Dataset items:
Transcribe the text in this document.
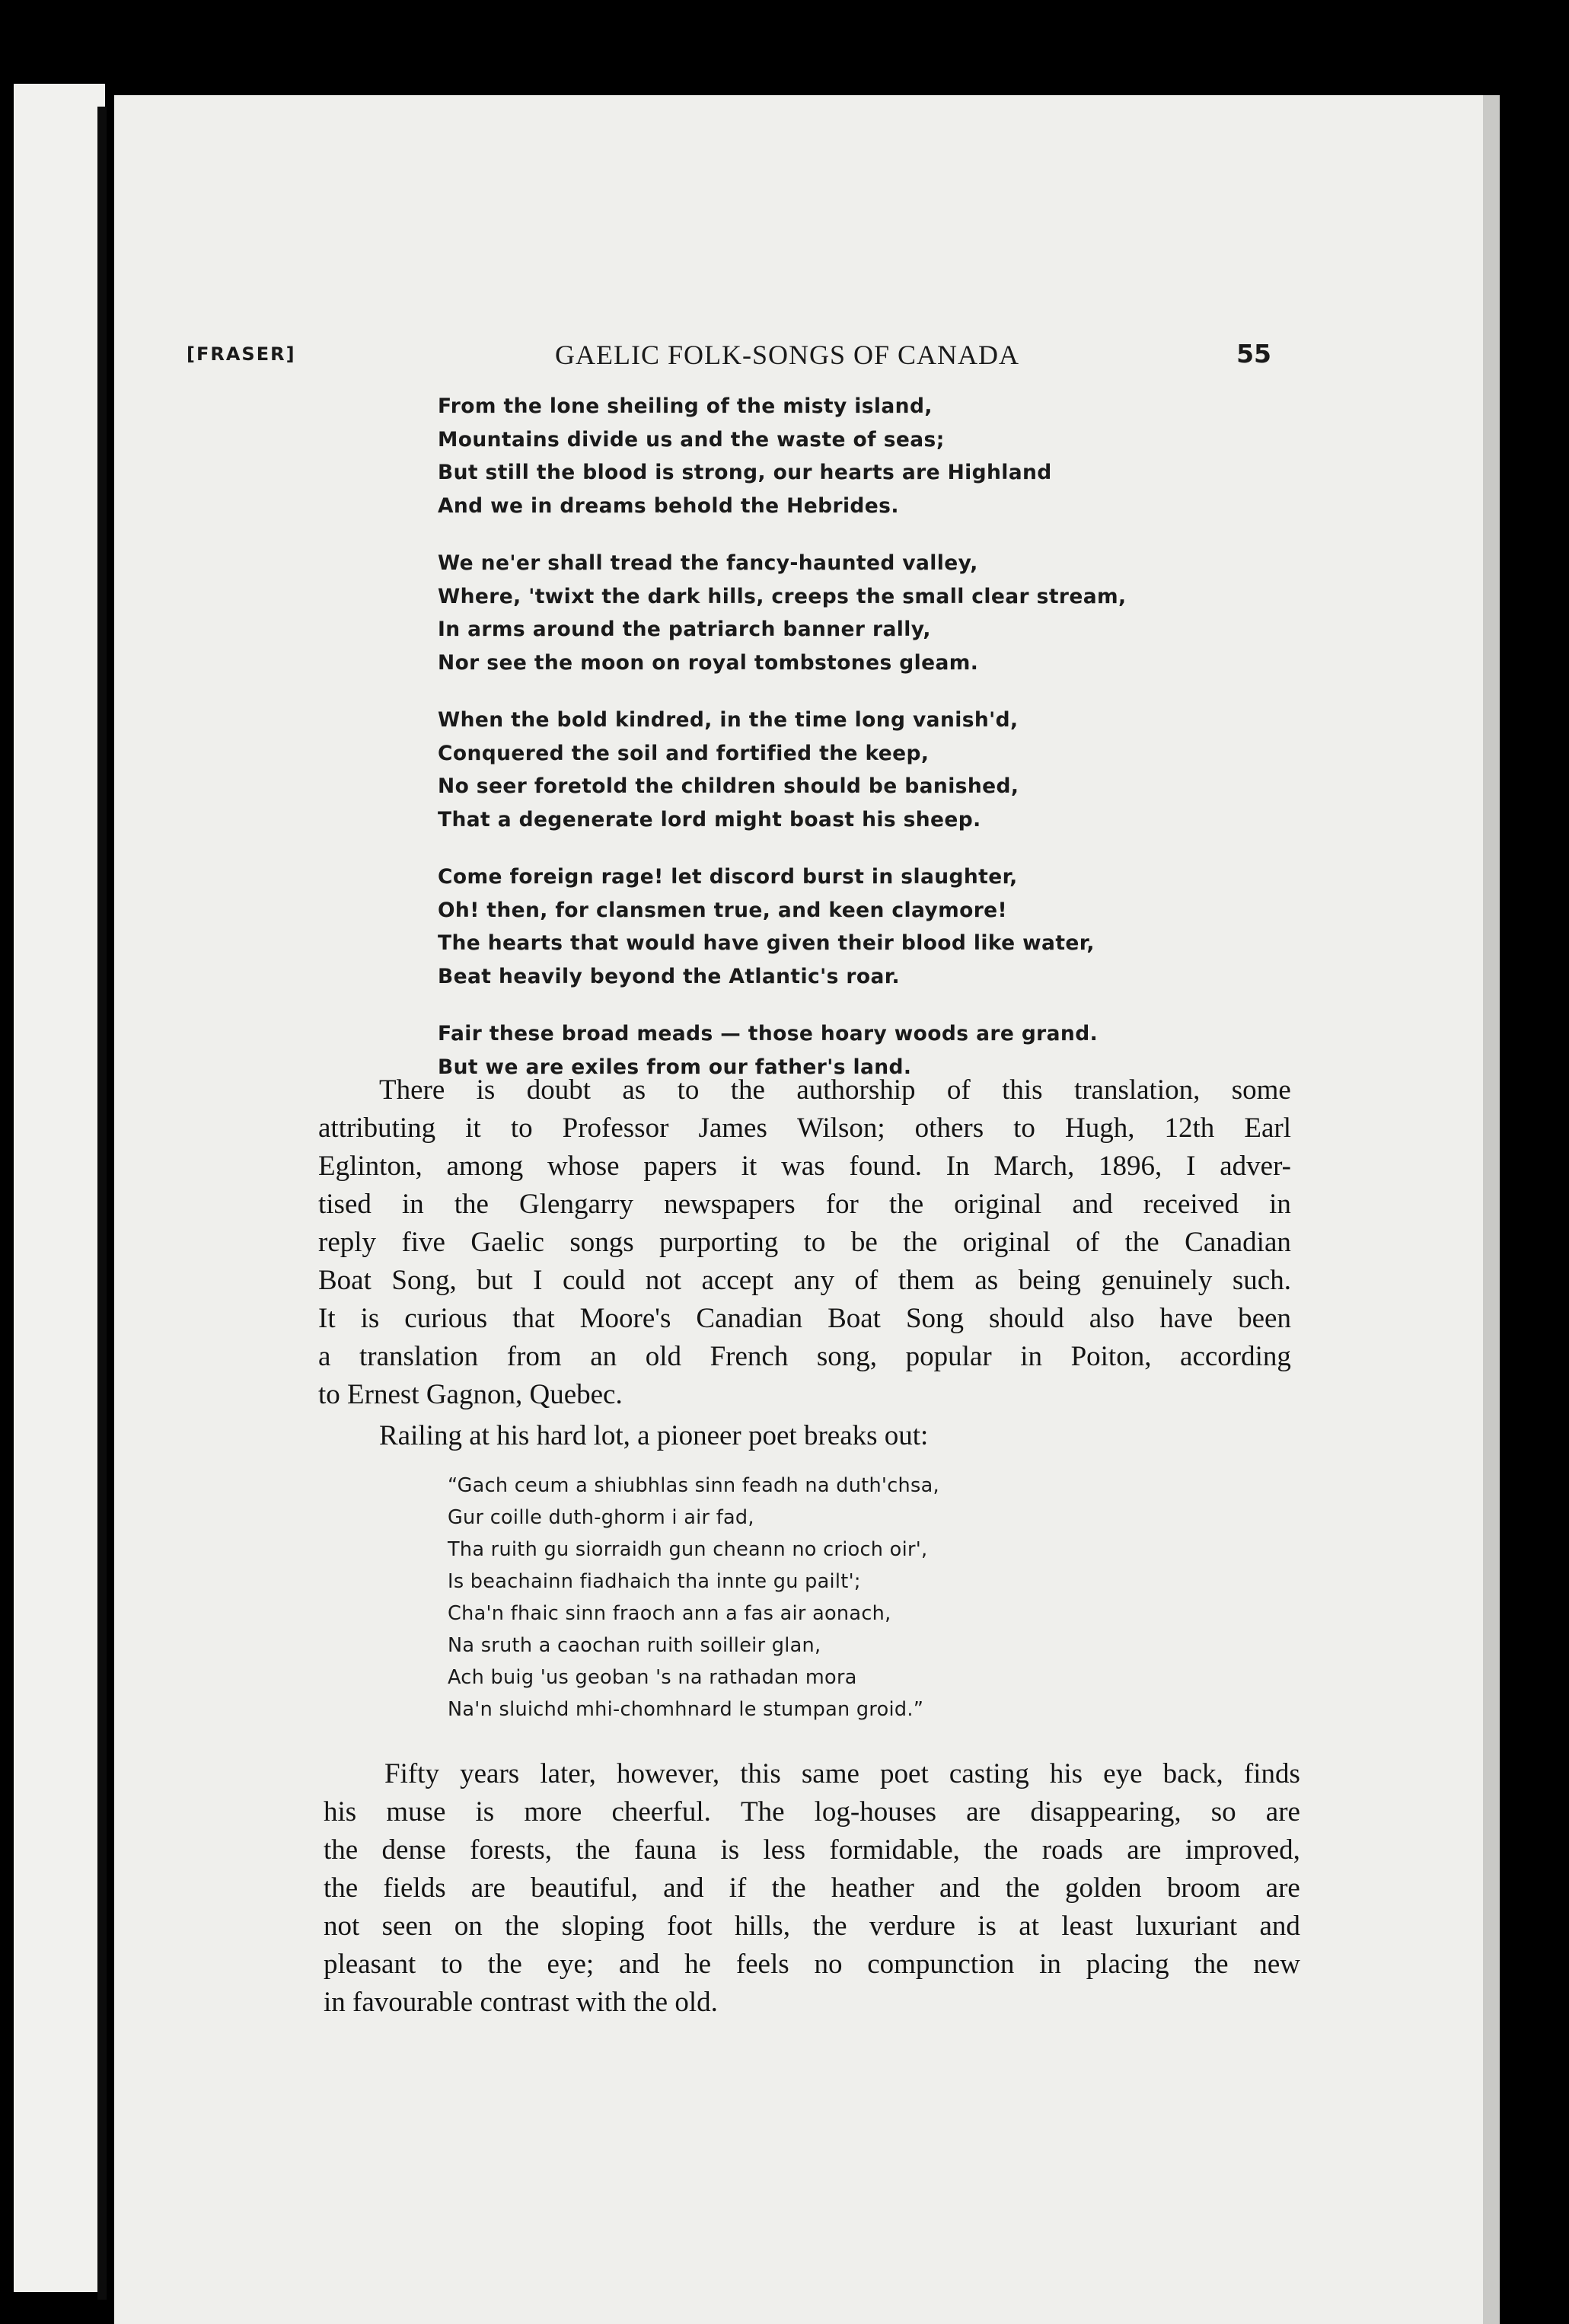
[FRASER]	GAELIC FOLK-SONGS OF CANADA	55
From the lone sheiling of the misty island,
Mountains divide us and the waste of seas;
But still the blood is strong, our hearts are Highland
And we in dreams behold the Hebrides.
We ne'er shall tread the fancy-haunted valley,
Where, 'twixt the dark hills, creeps the small clear stream,
In arms around the patriarch banner rally,
Nor see the moon on royal tombstones gleam.
When the bold kindred, in the time long vanish'd,
Conquered the soil and fortified the keep,
No seer foretold the children should be banished,
That a degenerate lord might boast his sheep.
Come foreign rage! let discord burst in slaughter,
Oh! then, for clansmen true, and keen claymore!
The hearts that would have given their blood like water,
Beat heavily beyond the Atlantic's roar.
Fair these broad meads — those hoary woods are grand.
But we are exiles from our father's land.
There is doubt as to the authorship of this translation, some
attributing it to Professor James Wilson; others to Hugh, 12th Earl
Eglinton, among whose papers it was found. In March, 1896, I adver-
tised in the Glengarry newspapers for the original and received in
reply five Gaelic songs purporting to be the original of the Canadian
Boat Song, but I could not accept any of them as being genuinely such.
It is curious that Moore's Canadian Boat Song should also have been
a translation from an old French song, popular in Poiton, according
to Ernest Gagnon, Quebec.
Railing at his hard lot, a pioneer poet breaks out:
“Gach ceum a shiubhlas sinn feadh na duth'chsa,
Gur coille duth-ghorm i air fad,
Tha ruith gu siorraidh gun cheann no crioch oir',
Is beachainn fiadhaich tha innte gu pailt';
Cha'n fhaic sinn fraoch ann a fas air aonach,
Na sruth a caochan ruith soilleir glan,
Ach buig 'us geoban 's na rathadan mora
Na'n sluichd mhi-chomhnard le stumpan groid.”
Fifty years later, however, this same poet casting his eye back, finds
his muse is more cheerful. The log-houses are disappearing, so are
the dense forests, the fauna is less formidable, the roads are improved,
the fields are beautiful, and if the heather and the golden broom are
not seen on the sloping foot hills, the verdure is at least luxuriant and
pleasant to the eye; and he feels no compunction in placing the new
in favourable contrast with the old.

WRITTEN INSTRUCTION: Without including any pictures, print all of the material exactly as given.

EXERCISE RESPONSE:
Transcribe the text in this document.
[FRASER]	GAELIC FOLK-SONGS OF CANADA	55
From the lone sheiling of the misty island,
Mountains divide us and the waste of seas;
But still the blood is strong, our hearts are Highland
And we in dreams behold the Hebrides.
We ne'er shall tread the fancy-haunted valley,
Where, 'twixt the dark hills, creeps the small clear stream,
In arms around the patriarch banner rally,
Nor see the moon on royal tombstones gleam.
When the bold kindred, in the time long vanish'd,
Conquered the soil and fortified the keep,
No seer foretold the children should be banished,
That a degenerate lord might boast his sheep.
Come foreign rage! let discord burst in slaughter,
Oh! then, for clansmen true, and keen claymore!
The hearts that would have given their blood like water,
Beat heavily beyond the Atlantic's roar.
Fair these broad meads — those hoary woods are grand.
But we are exiles from our father's land.
There is doubt as to the authorship of this translation, some
attributing it to Professor James Wilson; others to Hugh, 12th Earl
Eglinton, among whose papers it was found. In March, 1896, I adver-
tised in the Glengarry newspapers for the original and received in
reply five Gaelic songs purporting to be the original of the Canadian
Boat Song, but I could not accept any of them as being genuinely such.
It is curious that Moore's Canadian Boat Song should also have been
a translation from an old French song, popular in Poiton, according
to Ernest Gagnon, Quebec.
Railing at his hard lot, a pioneer poet breaks out:
“Gach ceum a shiubhlas sinn feadh na duth'chsa,
Gur coille duth-ghorm i air fad,
Tha ruith gu siorraidh gun cheann no crioch oir',
Is beachainn fiadhaich tha innte gu pailt';
Cha'n fhaic sinn fraoch ann a fas air aonach,
Na sruth a caochan ruith soilleir glan,
Ach buig 'us geoban 's na rathadan mora
Na'n sluichd mhi-chomhnard le stumpan groid.”
Fifty years later, however, this same poet casting his eye back, finds
his muse is more cheerful. The log-houses are disappearing, so are
the dense forests, the fauna is less formidable, the roads are improved,
the fields are beautiful, and if the heather and the golden broom are
not seen on the sloping foot hills, the verdure is at least luxuriant and
pleasant to the eye; and he feels no compunction in placing the new
in favourable contrast with the old.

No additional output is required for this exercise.